» **Given exercise**
Drop every picture, then transcribe the remaining data exactly.
══ Data rows ══
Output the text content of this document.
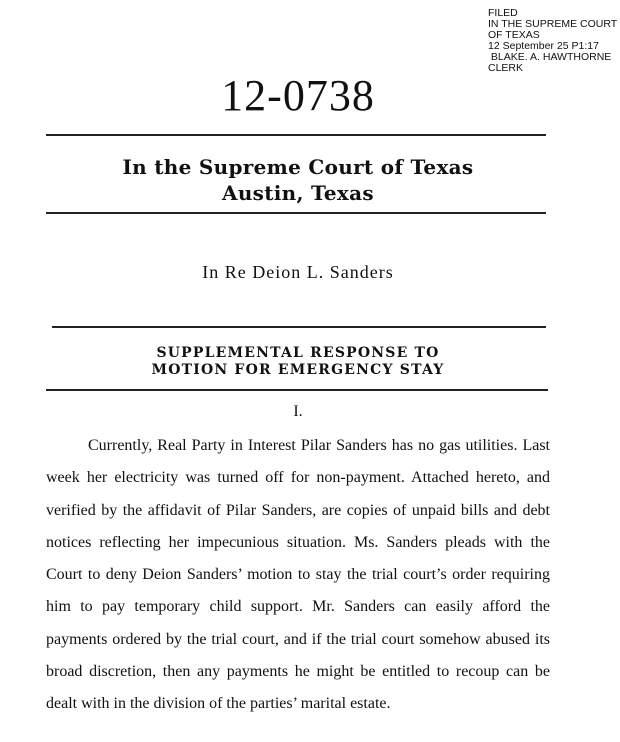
FILED
IN THE SUPREME COURT
OF TEXAS
12 September 25 P1:17
BLAKE. A. HAWTHORNE
CLERK
12-0738
In the Supreme Court of Texas
Austin, Texas
In Re Deion L. Sanders
SUPPLEMENTAL RESPONSE TO
MOTION FOR EMERGENCY STAY
I.

Currently, Real Party in Interest Pilar Sanders has no gas utilities. Last week her electricity was turned off for non-payment. Attached hereto, and verified by the affidavit of Pilar Sanders, are copies of unpaid bills and debt notices reflecting her impecunious situation. Ms. Sanders pleads with the Court to deny Deion Sanders’ motion to stay the trial court’s order requiring him to pay temporary child support. Mr. Sanders can easily afford the payments ordered by the trial court, and if the trial court somehow abused its broad discretion, then any payments he might be entitled to recoup can be dealt with in the division of the parties’ marital estate.
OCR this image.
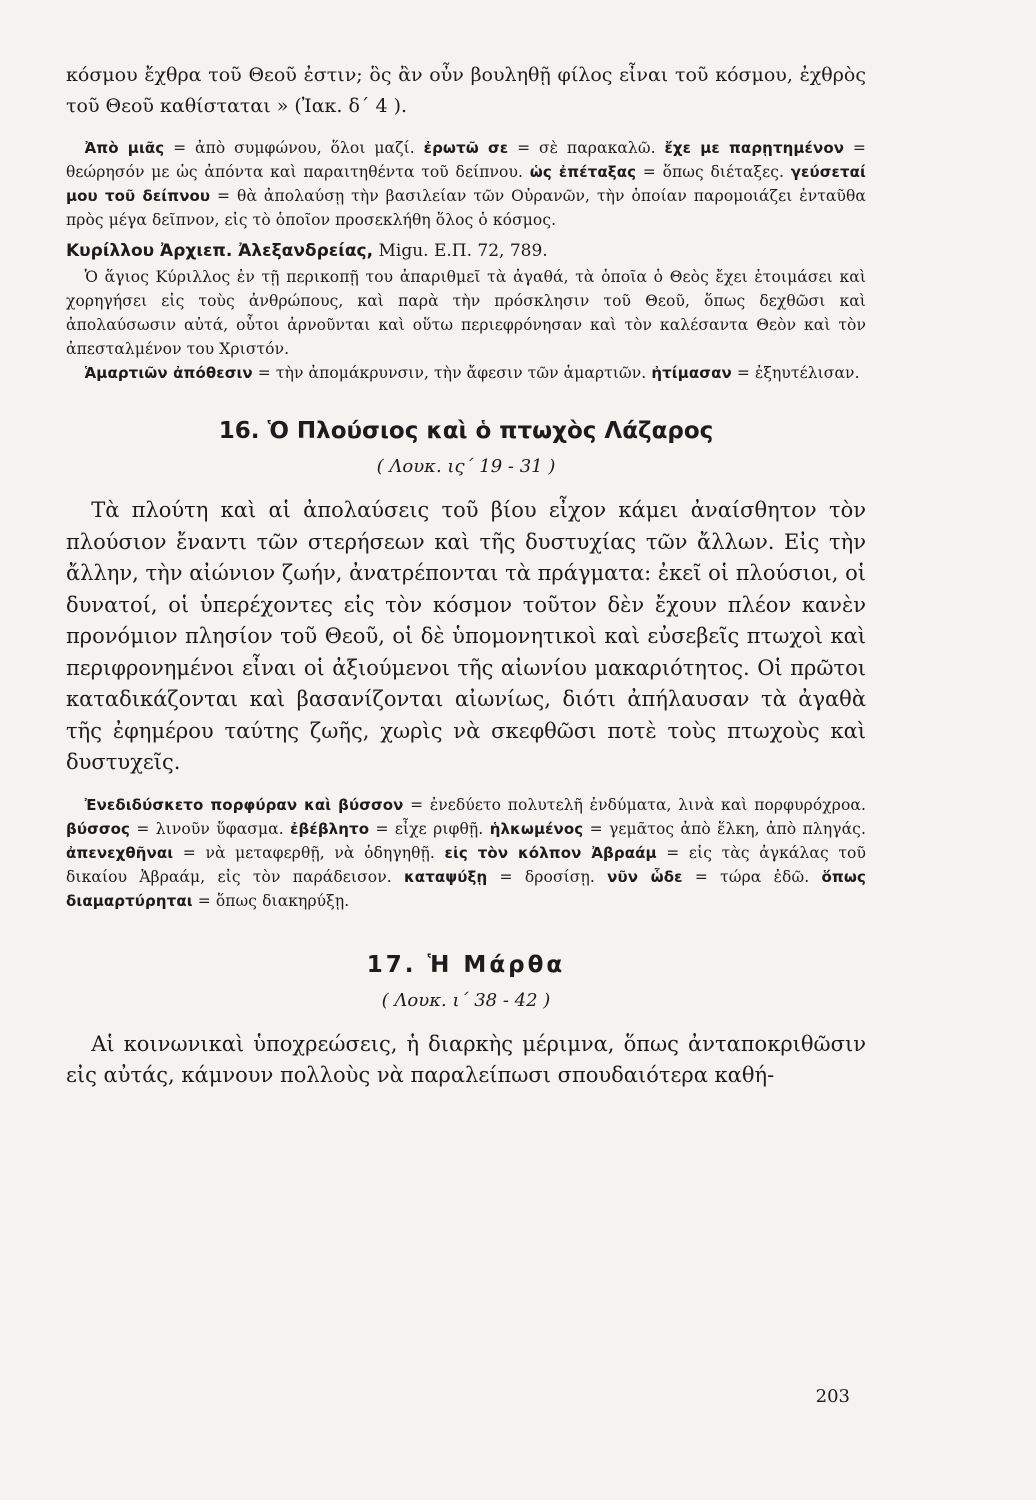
κόσμου ἔχθρα τοῦ Θεοῦ ἐστιν; ὃς ἂν οὖν βουληθῇ φίλος εἶναι τοῦ κόσμου, ἐχθρὸς τοῦ Θεοῦ καθίσταται » (Ἰακ. δ΄ 4 ).

Ἀπὸ μιᾶς = ἀπὸ συμφώνου, ὅλοι μαζί. ἐρωτῶ σε = σὲ παρακαλῶ. ἔχε με παρῃτημένον = θεώρησόν με ὡς ἀπόντα καὶ παραιτηθέντα τοῦ δείπνου. ὡς ἐπέταξας = ὅπως διέταξες. γεύσεταί μου τοῦ δείπνου = θὰ ἀπολαύσῃ τὴν βασιλείαν τῶν Οὐρανῶν, τὴν ὁποίαν παρομοιάζει ἐνταῦθα πρὸς μέγα δεῖπνον, εἰς τὸ ὁποῖον προσεκλήθη ὅλος ὁ κόσμος.

Κυρίλλου Ἀρχιεπ. Ἀλεξανδρείας, Migu. E.Π. 72, 789.

Ὁ ἅγιος Κύριλλος ἐν τῇ περικοπῇ του ἀπαριθμεῖ τὰ ἀγαθά, τὰ ὁποῖα ὁ Θεὸς ἔχει ἑτοιμάσει καὶ χορηγήσει εἰς τοὺς ἀνθρώπους, καὶ παρὰ τὴν πρόσκλησιν τοῦ Θεοῦ, ὅπως δεχθῶσι καὶ ἀπολαύσωσιν αὐτά, οὗτοι ἀρνοῦνται καὶ οὕτω περιεφρόνησαν καὶ τὸν καλέσαντα Θεὸν καὶ τὸν ἀπεσταλμένον του Χριστόν.

Ἁμαρτιῶν ἀπόθεσιν = τὴν ἀπομάκρυνσιν, τὴν ἄφεσιν τῶν ἁμαρτιῶν. ἠτίμασαν = ἐξηυτέλισαν.

16. Ὁ Πλούσιος καὶ ὁ πτωχὸς Λάζαρος
( Λουκ. ις΄ 19 - 31 )

Τὰ πλούτη καὶ αἱ ἀπολαύσεις τοῦ βίου εἶχον κάμει ἀναίσθητον τὸν πλούσιον ἔναντι τῶν στερήσεων καὶ τῆς δυστυχίας τῶν ἄλλων. Εἰς τὴν ἄλλην, τὴν αἰώνιον ζωήν, ἀνατρέπονται τὰ πράγματα: ἐκεῖ οἱ πλούσιοι, οἱ δυνατοί, οἱ ὑπερέχοντες εἰς τὸν κόσμον τοῦτον δὲν ἔχουν πλέον κανὲν προνόμιον πλησίον τοῦ Θεοῦ, οἱ δὲ ὑπομονητικοὶ καὶ εὐσεβεῖς πτωχοὶ καὶ περιφρονημένοι εἶναι οἱ ἀξιούμενοι τῆς αἰωνίου μακαριότητος. Οἱ πρῶτοι καταδικάζονται καὶ βασανίζονται αἰωνίως, διότι ἀπήλαυσαν τὰ ἀγαθὰ τῆς ἐφημέρου ταύτης ζωῆς, χωρὶς νὰ σκεφθῶσι ποτὲ τοὺς πτωχοὺς καὶ δυστυχεῖς.

Ἐνεδιδύσκετο πορφύραν καὶ βύσσον = ἐνεδύετο πολυτελῆ ἐνδύματα, λινὰ καὶ πορφυρόχροα. βύσσος = λινοῦν ὕφασμα. ἐβέβλητο = εἶχε ριφθῇ. ἡλκωμένος = γεμᾶτος ἀπὸ ἕλκη, ἀπὸ πληγάς. ἀπενεχθῆναι = νὰ μεταφερθῇ, νὰ ὁδηγηθῇ. εἰς τὸν κόλπον Ἀβραάμ = εἰς τὰς ἀγκάλας τοῦ δικαίου Ἀβραάμ, εἰς τὸν παράδεισον. καταψύξῃ = δροσίσῃ. νῦν ὧδε = τώρα ἐδῶ. ὅπως διαμαρτύρηται = ὅπως διακηρύξῃ.

17. Ἡ Μάρθα
( Λουκ. ι΄ 38 - 42 )

Αἱ κοινωνικαὶ ὑποχρεώσεις, ἡ διαρκὴς μέριμνα, ὅπως ἀνταποκριθῶσιν εἰς αὐτάς, κάμνουν πολλοὺς νὰ παραλείπωσι σπουδαιότερα καθή-

203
═══
» **Solution to the problem**
Output the text content of this document.
FILED
IN THE SUPREME COURT
OF TEXAS
12 September 25 P1:17
BLAKE. A. HAWTHORNE
CLERK
12-0738
In the Supreme Court of Texas
Austin, Texas
In Re Deion L. Sanders
SUPPLEMENTAL RESPONSE TO
MOTION FOR EMERGENCY STAY
I.

Currently, Real Party in Interest Pilar Sanders has no gas utilities. Last week her electricity was turned off for non-payment. Attached hereto, and verified by the affidavit of Pilar Sanders, are copies of unpaid bills and debt notices reflecting her impecunious situation. Ms. Sanders pleads with the Court to deny Deion Sanders’ motion to stay the trial court’s order requiring him to pay temporary child support. Mr. Sanders can easily afford the payments ordered by the trial court, and if the trial court somehow abused its broad discretion, then any payments he might be entitled to recoup can be dealt with in the division of the parties’ marital estate.
OCR this image.
κόσμου ἔχθρα τοῦ Θεοῦ ἐστιν; ὃς ἂν οὖν βουληθῇ φίλος εἶναι τοῦ κόσμου, ἐχθρὸς τοῦ Θεοῦ καθίσταται » (Ἰακ. δ΄ 4 ).

Ἀπὸ μιᾶς = ἀπὸ συμφώνου, ὅλοι μαζί. ἐρωτῶ σε = σὲ παρακαλῶ. ἔχε με παρῃτημένον = θεώρησόν με ὡς ἀπόντα καὶ παραιτηθέντα τοῦ δείπνου. ὡς ἐπέταξας = ὅπως διέταξες. γεύσεταί μου τοῦ δείπνου = θὰ ἀπολαύσῃ τὴν βασιλείαν τῶν Οὐρανῶν, τὴν ὁποίαν παρομοιάζει ἐνταῦθα πρὸς μέγα δεῖπνον, εἰς τὸ ὁποῖον προσεκλήθη ὅλος ὁ κόσμος.

Κυρίλλου Ἀρχιεπ. Ἀλεξανδρείας, Migu. E.Π. 72, 789.

Ὁ ἅγιος Κύριλλος ἐν τῇ περικοπῇ του ἀπαριθμεῖ τὰ ἀγαθά, τὰ ὁποῖα ὁ Θεὸς ἔχει ἑτοιμάσει καὶ χορηγήσει εἰς τοὺς ἀνθρώπους, καὶ παρὰ τὴν πρόσκλησιν τοῦ Θεοῦ, ὅπως δεχθῶσι καὶ ἀπολαύσωσιν αὐτά, οὗτοι ἀρνοῦνται καὶ οὕτω περιεφρόνησαν καὶ τὸν καλέσαντα Θεὸν καὶ τὸν ἀπεσταλμένον του Χριστόν.

Ἁμαρτιῶν ἀπόθεσιν = τὴν ἀπομάκρυνσιν, τὴν ἄφεσιν τῶν ἁμαρτιῶν. ἠτίμασαν = ἐξηυτέλισαν.

16. Ὁ Πλούσιος καὶ ὁ πτωχὸς Λάζαρος
( Λουκ. ις΄ 19 - 31 )

Τὰ πλούτη καὶ αἱ ἀπολαύσεις τοῦ βίου εἶχον κάμει ἀναίσθητον τὸν πλούσιον ἔναντι τῶν στερήσεων καὶ τῆς δυστυχίας τῶν ἄλλων. Εἰς τὴν ἄλλην, τὴν αἰώνιον ζωήν, ἀνατρέπονται τὰ πράγματα: ἐκεῖ οἱ πλούσιοι, οἱ δυνατοί, οἱ ὑπερέχοντες εἰς τὸν κόσμον τοῦτον δὲν ἔχουν πλέον κανὲν προνόμιον πλησίον τοῦ Θεοῦ, οἱ δὲ ὑπομονητικοὶ καὶ εὐσεβεῖς πτωχοὶ καὶ περιφρονημένοι εἶναι οἱ ἀξιούμενοι τῆς αἰωνίου μακαριότητος. Οἱ πρῶτοι καταδικάζονται καὶ βασανίζονται αἰωνίως, διότι ἀπήλαυσαν τὰ ἀγαθὰ τῆς ἐφημέρου ταύτης ζωῆς, χωρὶς νὰ σκεφθῶσι ποτὲ τοὺς πτωχοὺς καὶ δυστυχεῖς.

Ἐνεδιδύσκετο πορφύραν καὶ βύσσον = ἐνεδύετο πολυτελῆ ἐνδύματα, λινὰ καὶ πορφυρόχροα. βύσσος = λινοῦν ὕφασμα. ἐβέβλητο = εἶχε ριφθῇ. ἡλκωμένος = γεμᾶτος ἀπὸ ἕλκη, ἀπὸ πληγάς. ἀπενεχθῆναι = νὰ μεταφερθῇ, νὰ ὁδηγηθῇ. εἰς τὸν κόλπον Ἀβραάμ = εἰς τὰς ἀγκάλας τοῦ δικαίου Ἀβραάμ, εἰς τὸν παράδεισον. καταψύξῃ = δροσίσῃ. νῦν ὧδε = τώρα ἐδῶ. ὅπως διαμαρτύρηται = ὅπως διακηρύξῃ.

17. Ἡ Μάρθα
( Λουκ. ι΄ 38 - 42 )

Αἱ κοινωνικαὶ ὑποχρεώσεις, ἡ διαρκὴς μέριμνα, ὅπως ἀνταποκριθῶσιν εἰς αὐτάς, κάμνουν πολλοὺς νὰ παραλείπωσι σπουδαιότερα καθή-

203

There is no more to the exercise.